►
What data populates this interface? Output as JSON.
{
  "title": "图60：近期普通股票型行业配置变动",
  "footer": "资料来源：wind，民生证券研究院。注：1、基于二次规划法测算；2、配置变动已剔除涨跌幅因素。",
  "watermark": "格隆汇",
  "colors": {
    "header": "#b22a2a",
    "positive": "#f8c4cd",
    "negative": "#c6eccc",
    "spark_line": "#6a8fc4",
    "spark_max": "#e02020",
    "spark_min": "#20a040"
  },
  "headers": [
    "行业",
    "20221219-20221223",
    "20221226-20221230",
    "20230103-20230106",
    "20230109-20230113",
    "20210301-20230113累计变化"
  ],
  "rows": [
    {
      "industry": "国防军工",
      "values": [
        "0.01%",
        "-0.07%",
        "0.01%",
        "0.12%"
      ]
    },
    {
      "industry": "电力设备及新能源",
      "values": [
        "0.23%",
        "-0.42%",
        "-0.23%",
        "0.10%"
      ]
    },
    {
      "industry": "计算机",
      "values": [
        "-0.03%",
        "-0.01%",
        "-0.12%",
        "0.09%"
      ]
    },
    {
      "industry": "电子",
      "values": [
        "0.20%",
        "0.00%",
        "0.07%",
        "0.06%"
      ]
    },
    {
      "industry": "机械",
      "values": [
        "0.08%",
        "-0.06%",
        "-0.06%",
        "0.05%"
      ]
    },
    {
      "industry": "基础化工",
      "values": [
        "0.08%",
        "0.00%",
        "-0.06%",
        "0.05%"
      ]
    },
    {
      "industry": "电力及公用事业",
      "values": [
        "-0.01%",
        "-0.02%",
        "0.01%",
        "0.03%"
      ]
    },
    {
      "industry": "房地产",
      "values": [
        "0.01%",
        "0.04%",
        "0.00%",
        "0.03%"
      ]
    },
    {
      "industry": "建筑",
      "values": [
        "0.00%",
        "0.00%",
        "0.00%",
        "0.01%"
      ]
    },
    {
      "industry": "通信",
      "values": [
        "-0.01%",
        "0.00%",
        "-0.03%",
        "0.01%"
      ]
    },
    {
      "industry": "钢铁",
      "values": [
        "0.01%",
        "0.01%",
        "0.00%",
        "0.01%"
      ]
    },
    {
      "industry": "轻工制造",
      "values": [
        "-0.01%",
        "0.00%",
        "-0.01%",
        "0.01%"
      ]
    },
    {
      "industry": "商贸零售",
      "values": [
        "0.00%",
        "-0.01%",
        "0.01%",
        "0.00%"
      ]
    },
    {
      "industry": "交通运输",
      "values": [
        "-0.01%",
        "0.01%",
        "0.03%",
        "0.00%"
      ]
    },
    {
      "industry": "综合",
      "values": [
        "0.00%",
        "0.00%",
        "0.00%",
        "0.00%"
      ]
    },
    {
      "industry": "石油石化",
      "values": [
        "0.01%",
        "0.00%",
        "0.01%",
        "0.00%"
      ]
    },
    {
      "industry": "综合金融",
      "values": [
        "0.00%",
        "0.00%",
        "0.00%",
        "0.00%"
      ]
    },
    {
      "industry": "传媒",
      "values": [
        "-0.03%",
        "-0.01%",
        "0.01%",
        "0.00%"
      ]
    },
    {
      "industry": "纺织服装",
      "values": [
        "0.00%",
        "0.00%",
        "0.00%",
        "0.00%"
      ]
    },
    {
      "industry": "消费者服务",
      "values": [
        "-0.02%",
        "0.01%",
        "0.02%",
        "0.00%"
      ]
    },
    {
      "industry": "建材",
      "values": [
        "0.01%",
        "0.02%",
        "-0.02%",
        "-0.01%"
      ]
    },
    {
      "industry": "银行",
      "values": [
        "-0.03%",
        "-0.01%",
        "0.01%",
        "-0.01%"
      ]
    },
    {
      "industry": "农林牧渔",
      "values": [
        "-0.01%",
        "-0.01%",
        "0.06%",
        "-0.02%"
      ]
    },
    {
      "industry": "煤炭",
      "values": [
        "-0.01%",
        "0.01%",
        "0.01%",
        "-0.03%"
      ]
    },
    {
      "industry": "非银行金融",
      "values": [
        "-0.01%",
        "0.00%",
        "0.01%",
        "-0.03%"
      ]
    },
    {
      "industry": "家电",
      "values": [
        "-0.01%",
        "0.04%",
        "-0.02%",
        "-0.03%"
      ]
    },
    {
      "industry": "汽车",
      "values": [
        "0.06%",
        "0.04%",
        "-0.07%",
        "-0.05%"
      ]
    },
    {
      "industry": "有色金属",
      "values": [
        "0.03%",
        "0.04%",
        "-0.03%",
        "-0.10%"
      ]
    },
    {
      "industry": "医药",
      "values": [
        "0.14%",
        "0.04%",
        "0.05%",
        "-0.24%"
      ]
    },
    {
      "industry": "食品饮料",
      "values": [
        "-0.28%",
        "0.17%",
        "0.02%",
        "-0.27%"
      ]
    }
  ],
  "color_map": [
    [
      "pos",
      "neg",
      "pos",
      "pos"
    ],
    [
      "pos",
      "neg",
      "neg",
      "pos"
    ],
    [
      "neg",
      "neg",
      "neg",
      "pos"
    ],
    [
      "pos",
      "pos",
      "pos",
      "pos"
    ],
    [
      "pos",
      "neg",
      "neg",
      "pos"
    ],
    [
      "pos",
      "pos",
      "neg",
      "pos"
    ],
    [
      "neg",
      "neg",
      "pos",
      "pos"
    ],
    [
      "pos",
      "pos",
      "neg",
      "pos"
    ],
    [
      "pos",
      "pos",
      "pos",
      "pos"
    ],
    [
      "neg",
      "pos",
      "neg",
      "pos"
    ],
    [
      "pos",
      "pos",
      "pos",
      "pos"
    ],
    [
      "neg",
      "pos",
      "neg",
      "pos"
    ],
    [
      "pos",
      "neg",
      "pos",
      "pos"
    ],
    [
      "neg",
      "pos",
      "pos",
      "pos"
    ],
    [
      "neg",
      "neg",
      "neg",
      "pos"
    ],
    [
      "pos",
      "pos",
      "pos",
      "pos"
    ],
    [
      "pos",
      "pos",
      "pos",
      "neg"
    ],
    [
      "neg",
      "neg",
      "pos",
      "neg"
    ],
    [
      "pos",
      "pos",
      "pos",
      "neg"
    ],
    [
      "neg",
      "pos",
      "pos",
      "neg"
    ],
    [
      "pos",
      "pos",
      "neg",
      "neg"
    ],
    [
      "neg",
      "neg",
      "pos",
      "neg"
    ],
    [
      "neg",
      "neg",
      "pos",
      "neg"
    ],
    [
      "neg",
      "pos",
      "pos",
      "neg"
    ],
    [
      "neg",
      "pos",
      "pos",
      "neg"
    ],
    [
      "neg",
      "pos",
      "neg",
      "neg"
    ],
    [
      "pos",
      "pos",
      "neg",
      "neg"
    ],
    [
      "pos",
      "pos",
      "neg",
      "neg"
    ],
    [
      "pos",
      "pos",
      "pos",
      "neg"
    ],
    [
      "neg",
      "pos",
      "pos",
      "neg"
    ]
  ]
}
◄
**Aim of the exercise**
Reproduce the listing above word for word.

**Task answer**
What data populates this interface? Output as JSON.
{
  "title": "图60：近期普通股票型行业配置变动",
  "footer": "资料来源：wind，民生证券研究院。注：1、基于二次规划法测算；2、配置变动已剔除涨跌幅因素。",
  "watermark": "格隆汇",
  "colors": {
    "header": "#b22a2a",
    "positive": "#f8c4cd",
    "negative": "#c6eccc",
    "spark_line": "#6a8fc4",
    "spark_max": "#e02020",
    "spark_min": "#20a040"
  },
  "headers": [
    "行业",
    "20221219-20221223",
    "20221226-20221230",
    "20230103-20230106",
    "20230109-20230113",
    "20210301-20230113累计变化"
  ],
  "rows": [
    {
      "industry": "国防军工",
      "values": [
        "0.01%",
        "-0.07%",
        "0.01%",
        "0.12%"
      ]
    },
    {
      "industry": "电力设备及新能源",
      "values": [
        "0.23%",
        "-0.42%",
        "-0.23%",
        "0.10%"
      ]
    },
    {
      "industry": "计算机",
      "values": [
        "-0.03%",
        "-0.01%",
        "-0.12%",
        "0.09%"
      ]
    },
    {
      "industry": "电子",
      "values": [
        "0.20%",
        "0.00%",
        "0.07%",
        "0.06%"
      ]
    },
    {
      "industry": "机械",
      "values": [
        "0.08%",
        "-0.06%",
        "-0.06%",
        "0.05%"
      ]
    },
    {
      "industry": "基础化工",
      "values": [
        "0.08%",
        "0.00%",
        "-0.06%",
        "0.05%"
      ]
    },
    {
      "industry": "电力及公用事业",
      "values": [
        "-0.01%",
        "-0.02%",
        "0.01%",
        "0.03%"
      ]
    },
    {
      "industry": "房地产",
      "values": [
        "0.01%",
        "0.04%",
        "0.00%",
        "0.03%"
      ]
    },
    {
      "industry": "建筑",
      "values": [
        "0.00%",
        "0.00%",
        "0.00%",
        "0.01%"
      ]
    },
    {
      "industry": "通信",
      "values": [
        "-0.01%",
        "0.00%",
        "-0.03%",
        "0.01%"
      ]
    },
    {
      "industry": "钢铁",
      "values": [
        "0.01%",
        "0.01%",
        "0.00%",
        "0.01%"
      ]
    },
    {
      "industry": "轻工制造",
      "values": [
        "-0.01%",
        "0.00%",
        "-0.01%",
        "0.01%"
      ]
    },
    {
      "industry": "商贸零售",
      "values": [
        "0.00%",
        "-0.01%",
        "0.01%",
        "0.00%"
      ]
    },
    {
      "industry": "交通运输",
      "values": [
        "-0.01%",
        "0.01%",
        "0.03%",
        "0.00%"
      ]
    },
    {
      "industry": "综合",
      "values": [
        "0.00%",
        "0.00%",
        "0.00%",
        "0.00%"
      ]
    },
    {
      "industry": "石油石化",
      "values": [
        "0.01%",
        "0.00%",
        "0.01%",
        "0.00%"
      ]
    },
    {
      "industry": "综合金融",
      "values": [
        "0.00%",
        "0.00%",
        "0.00%",
        "0.00%"
      ]
    },
    {
      "industry": "传媒",
      "values": [
        "-0.03%",
        "-0.01%",
        "0.01%",
        "0.00%"
      ]
    },
    {
      "industry": "纺织服装",
      "values": [
        "0.00%",
        "0.00%",
        "0.00%",
        "0.00%"
      ]
    },
    {
      "industry": "消费者服务",
      "values": [
        "-0.02%",
        "0.01%",
        "0.02%",
        "0.00%"
      ]
    },
    {
      "industry": "建材",
      "values": [
        "0.01%",
        "0.02%",
        "-0.02%",
        "-0.01%"
      ]
    },
    {
      "industry": "银行",
      "values": [
        "-0.03%",
        "-0.01%",
        "0.01%",
        "-0.01%"
      ]
    },
    {
      "industry": "农林牧渔",
      "values": [
        "-0.01%",
        "-0.01%",
        "0.06%",
        "-0.02%"
      ]
    },
    {
      "industry": "煤炭",
      "values": [
        "-0.01%",
        "0.01%",
        "0.01%",
        "-0.03%"
      ]
    },
    {
      "industry": "非银行金融",
      "values": [
        "-0.01%",
        "0.00%",
        "0.01%",
        "-0.03%"
      ]
    },
    {
      "industry": "家电",
      "values": [
        "-0.01%",
        "0.04%",
        "-0.02%",
        "-0.03%"
      ]
    },
    {
      "industry": "汽车",
      "values": [
        "0.06%",
        "0.04%",
        "-0.07%",
        "-0.05%"
      ]
    },
    {
      "industry": "有色金属",
      "values": [
        "0.03%",
        "0.04%",
        "-0.03%",
        "-0.10%"
      ]
    },
    {
      "industry": "医药",
      "values": [
        "0.14%",
        "0.04%",
        "0.05%",
        "-0.24%"
      ]
    },
    {
      "industry": "食品饮料",
      "values": [
        "-0.28%",
        "0.17%",
        "0.02%",
        "-0.27%"
      ]
    }
  ],
  "color_map": [
    [
      "pos",
      "neg",
      "pos",
      "pos"
    ],
    [
      "pos",
      "neg",
      "neg",
      "pos"
    ],
    [
      "neg",
      "neg",
      "neg",
      "pos"
    ],
    [
      "pos",
      "pos",
      "pos",
      "pos"
    ],
    [
      "pos",
      "neg",
      "neg",
      "pos"
    ],
    [
      "pos",
      "pos",
      "neg",
      "pos"
    ],
    [
      "neg",
      "neg",
      "pos",
      "pos"
    ],
    [
      "pos",
      "pos",
      "neg",
      "pos"
    ],
    [
      "pos",
      "pos",
      "pos",
      "pos"
    ],
    [
      "neg",
      "pos",
      "neg",
      "pos"
    ],
    [
      "pos",
      "pos",
      "pos",
      "pos"
    ],
    [
      "neg",
      "pos",
      "neg",
      "pos"
    ],
    [
      "pos",
      "neg",
      "pos",
      "pos"
    ],
    [
      "neg",
      "pos",
      "pos",
      "pos"
    ],
    [
      "neg",
      "neg",
      "neg",
      "pos"
    ],
    [
      "pos",
      "pos",
      "pos",
      "pos"
    ],
    [
      "pos",
      "pos",
      "pos",
      "neg"
    ],
    [
      "neg",
      "neg",
      "pos",
      "neg"
    ],
    [
      "pos",
      "pos",
      "pos",
      "neg"
    ],
    [
      "neg",
      "pos",
      "pos",
      "neg"
    ],
    [
      "pos",
      "pos",
      "neg",
      "neg"
    ],
    [
      "neg",
      "neg",
      "pos",
      "neg"
    ],
    [
      "neg",
      "neg",
      "pos",
      "neg"
    ],
    [
      "neg",
      "pos",
      "pos",
      "neg"
    ],
    [
      "neg",
      "pos",
      "pos",
      "neg"
    ],
    [
      "neg",
      "pos",
      "neg",
      "neg"
    ],
    [
      "pos",
      "pos",
      "neg",
      "neg"
    ],
    [
      "pos",
      "pos",
      "neg",
      "neg"
    ],
    [
      "pos",
      "pos",
      "pos",
      "neg"
    ],
    [
      "neg",
      "pos",
      "pos",
      "neg"
    ]
  ]
}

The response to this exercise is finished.